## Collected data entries
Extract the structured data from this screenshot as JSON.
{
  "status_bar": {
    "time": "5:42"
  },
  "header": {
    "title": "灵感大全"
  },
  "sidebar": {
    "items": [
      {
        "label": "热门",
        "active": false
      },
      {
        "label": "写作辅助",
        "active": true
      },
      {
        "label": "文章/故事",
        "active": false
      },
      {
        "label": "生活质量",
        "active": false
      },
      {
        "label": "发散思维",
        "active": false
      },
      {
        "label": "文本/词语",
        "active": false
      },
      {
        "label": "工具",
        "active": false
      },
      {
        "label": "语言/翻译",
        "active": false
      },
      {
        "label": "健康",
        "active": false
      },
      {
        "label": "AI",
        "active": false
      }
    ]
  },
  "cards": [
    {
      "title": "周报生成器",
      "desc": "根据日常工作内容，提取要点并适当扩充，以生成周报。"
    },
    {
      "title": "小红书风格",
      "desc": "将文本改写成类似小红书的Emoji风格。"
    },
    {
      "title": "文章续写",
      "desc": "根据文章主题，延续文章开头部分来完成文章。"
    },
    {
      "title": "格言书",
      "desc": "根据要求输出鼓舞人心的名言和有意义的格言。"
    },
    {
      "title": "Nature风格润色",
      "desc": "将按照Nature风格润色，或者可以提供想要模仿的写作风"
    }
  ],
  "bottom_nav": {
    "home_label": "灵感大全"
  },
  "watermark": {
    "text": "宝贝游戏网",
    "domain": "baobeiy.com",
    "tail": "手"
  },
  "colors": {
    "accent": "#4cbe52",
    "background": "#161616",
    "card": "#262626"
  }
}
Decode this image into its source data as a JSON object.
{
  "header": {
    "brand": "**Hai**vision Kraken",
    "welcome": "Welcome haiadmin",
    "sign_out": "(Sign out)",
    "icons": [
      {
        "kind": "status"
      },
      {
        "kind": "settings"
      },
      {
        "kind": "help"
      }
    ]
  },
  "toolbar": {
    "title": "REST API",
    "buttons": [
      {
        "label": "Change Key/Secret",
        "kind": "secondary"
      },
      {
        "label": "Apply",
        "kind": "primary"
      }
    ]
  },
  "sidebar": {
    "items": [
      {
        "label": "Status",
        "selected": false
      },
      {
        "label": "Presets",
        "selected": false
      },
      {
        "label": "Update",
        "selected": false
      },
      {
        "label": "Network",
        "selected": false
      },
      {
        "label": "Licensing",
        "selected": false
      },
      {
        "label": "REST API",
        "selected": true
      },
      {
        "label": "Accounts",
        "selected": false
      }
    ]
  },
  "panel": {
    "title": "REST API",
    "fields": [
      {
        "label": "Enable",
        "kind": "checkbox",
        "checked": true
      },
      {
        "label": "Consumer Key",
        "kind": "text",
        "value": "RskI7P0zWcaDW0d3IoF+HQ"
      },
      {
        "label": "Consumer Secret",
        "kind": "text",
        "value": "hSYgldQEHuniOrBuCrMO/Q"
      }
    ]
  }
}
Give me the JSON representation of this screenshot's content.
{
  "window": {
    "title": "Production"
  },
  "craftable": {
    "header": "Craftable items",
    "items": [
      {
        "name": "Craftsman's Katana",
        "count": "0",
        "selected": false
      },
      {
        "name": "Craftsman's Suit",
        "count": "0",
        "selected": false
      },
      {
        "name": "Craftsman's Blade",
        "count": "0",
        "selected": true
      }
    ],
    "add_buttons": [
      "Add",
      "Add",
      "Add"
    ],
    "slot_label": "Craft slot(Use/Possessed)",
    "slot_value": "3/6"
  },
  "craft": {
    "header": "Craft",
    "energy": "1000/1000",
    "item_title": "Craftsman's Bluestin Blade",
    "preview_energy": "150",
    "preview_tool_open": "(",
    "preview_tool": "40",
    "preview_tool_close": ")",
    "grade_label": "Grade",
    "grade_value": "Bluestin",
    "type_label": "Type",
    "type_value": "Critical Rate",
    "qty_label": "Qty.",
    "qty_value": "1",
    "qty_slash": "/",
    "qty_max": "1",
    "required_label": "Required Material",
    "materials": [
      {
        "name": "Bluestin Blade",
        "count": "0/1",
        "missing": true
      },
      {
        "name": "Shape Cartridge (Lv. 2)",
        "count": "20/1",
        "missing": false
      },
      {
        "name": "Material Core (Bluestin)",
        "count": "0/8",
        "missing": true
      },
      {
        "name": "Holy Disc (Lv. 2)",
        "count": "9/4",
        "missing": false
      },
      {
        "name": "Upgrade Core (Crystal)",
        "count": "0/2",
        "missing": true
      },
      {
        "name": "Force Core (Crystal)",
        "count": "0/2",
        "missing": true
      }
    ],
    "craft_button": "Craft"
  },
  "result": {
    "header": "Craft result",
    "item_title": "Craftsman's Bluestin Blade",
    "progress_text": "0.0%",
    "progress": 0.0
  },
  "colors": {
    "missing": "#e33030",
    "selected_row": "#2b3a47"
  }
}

## What is required
Go through the entries and repeat each one exactly.

## Full solution
Extract the structured data from this screenshot as JSON.
{
  "status_bar": {
    "time": "5:42"
  },
  "header": {
    "title": "灵感大全"
  },
  "sidebar": {
    "items": [
      {
        "label": "热门",
        "active": false
      },
      {
        "label": "写作辅助",
        "active": true
      },
      {
        "label": "文章/故事",
        "active": false
      },
      {
        "label": "生活质量",
        "active": false
      },
      {
        "label": "发散思维",
        "active": false
      },
      {
        "label": "文本/词语",
        "active": false
      },
      {
        "label": "工具",
        "active": false
      },
      {
        "label": "语言/翻译",
        "active": false
      },
      {
        "label": "健康",
        "active": false
      },
      {
        "label": "AI",
        "active": false
      }
    ]
  },
  "cards": [
    {
      "title": "周报生成器",
      "desc": "根据日常工作内容，提取要点并适当扩充，以生成周报。"
    },
    {
      "title": "小红书风格",
      "desc": "将文本改写成类似小红书的Emoji风格。"
    },
    {
      "title": "文章续写",
      "desc": "根据文章主题，延续文章开头部分来完成文章。"
    },
    {
      "title": "格言书",
      "desc": "根据要求输出鼓舞人心的名言和有意义的格言。"
    },
    {
      "title": "Nature风格润色",
      "desc": "将按照Nature风格润色，或者可以提供想要模仿的写作风"
    }
  ],
  "bottom_nav": {
    "home_label": "灵感大全"
  },
  "watermark": {
    "text": "宝贝游戏网",
    "domain": "baobeiy.com",
    "tail": "手"
  },
  "colors": {
    "accent": "#4cbe52",
    "background": "#161616",
    "card": "#262626"
  }
}
Decode this image into its source data as a JSON object.
{
  "header": {
    "brand": "**Hai**vision Kraken",
    "welcome": "Welcome haiadmin",
    "sign_out": "(Sign out)",
    "icons": [
      {
        "kind": "status"
      },
      {
        "kind": "settings"
      },
      {
        "kind": "help"
      }
    ]
  },
  "toolbar": {
    "title": "REST API",
    "buttons": [
      {
        "label": "Change Key/Secret",
        "kind": "secondary"
      },
      {
        "label": "Apply",
        "kind": "primary"
      }
    ]
  },
  "sidebar": {
    "items": [
      {
        "label": "Status",
        "selected": false
      },
      {
        "label": "Presets",
        "selected": false
      },
      {
        "label": "Update",
        "selected": false
      },
      {
        "label": "Network",
        "selected": false
      },
      {
        "label": "Licensing",
        "selected": false
      },
      {
        "label": "REST API",
        "selected": true
      },
      {
        "label": "Accounts",
        "selected": false
      }
    ]
  },
  "panel": {
    "title": "REST API",
    "fields": [
      {
        "label": "Enable",
        "kind": "checkbox",
        "checked": true
      },
      {
        "label": "Consumer Key",
        "kind": "text",
        "value": "RskI7P0zWcaDW0d3IoF+HQ"
      },
      {
        "label": "Consumer Secret",
        "kind": "text",
        "value": "hSYgldQEHuniOrBuCrMO/Q"
      }
    ]
  }
}
Give me the JSON representation of this screenshot's content.
{
  "window": {
    "title": "Production"
  },
  "craftable": {
    "header": "Craftable items",
    "items": [
      {
        "name": "Craftsman's Katana",
        "count": "0",
        "selected": false
      },
      {
        "name": "Craftsman's Suit",
        "count": "0",
        "selected": false
      },
      {
        "name": "Craftsman's Blade",
        "count": "0",
        "selected": true
      }
    ],
    "add_buttons": [
      "Add",
      "Add",
      "Add"
    ],
    "slot_label": "Craft slot(Use/Possessed)",
    "slot_value": "3/6"
  },
  "craft": {
    "header": "Craft",
    "energy": "1000/1000",
    "item_title": "Craftsman's Bluestin Blade",
    "preview_energy": "150",
    "preview_tool_open": "(",
    "preview_tool": "40",
    "preview_tool_close": ")",
    "grade_label": "Grade",
    "grade_value": "Bluestin",
    "type_label": "Type",
    "type_value": "Critical Rate",
    "qty_label": "Qty.",
    "qty_value": "1",
    "qty_slash": "/",
    "qty_max": "1",
    "required_label": "Required Material",
    "materials": [
      {
        "name": "Bluestin Blade",
        "count": "0/1",
        "missing": true
      },
      {
        "name": "Shape Cartridge (Lv. 2)",
        "count": "20/1",
        "missing": false
      },
      {
        "name": "Material Core (Bluestin)",
        "count": "0/8",
        "missing": true
      },
      {
        "name": "Holy Disc (Lv. 2)",
        "count": "9/4",
        "missing": false
      },
      {
        "name": "Upgrade Core (Crystal)",
        "count": "0/2",
        "missing": true
      },
      {
        "name": "Force Core (Crystal)",
        "count": "0/2",
        "missing": true
      }
    ],
    "craft_button": "Craft"
  },
  "result": {
    "header": "Craft result",
    "item_title": "Craftsman's Bluestin Blade",
    "progress_text": "0.0%",
    "progress": 0.0
  },
  "colors": {
    "missing": "#e33030",
    "selected_row": "#2b3a47"
  }
}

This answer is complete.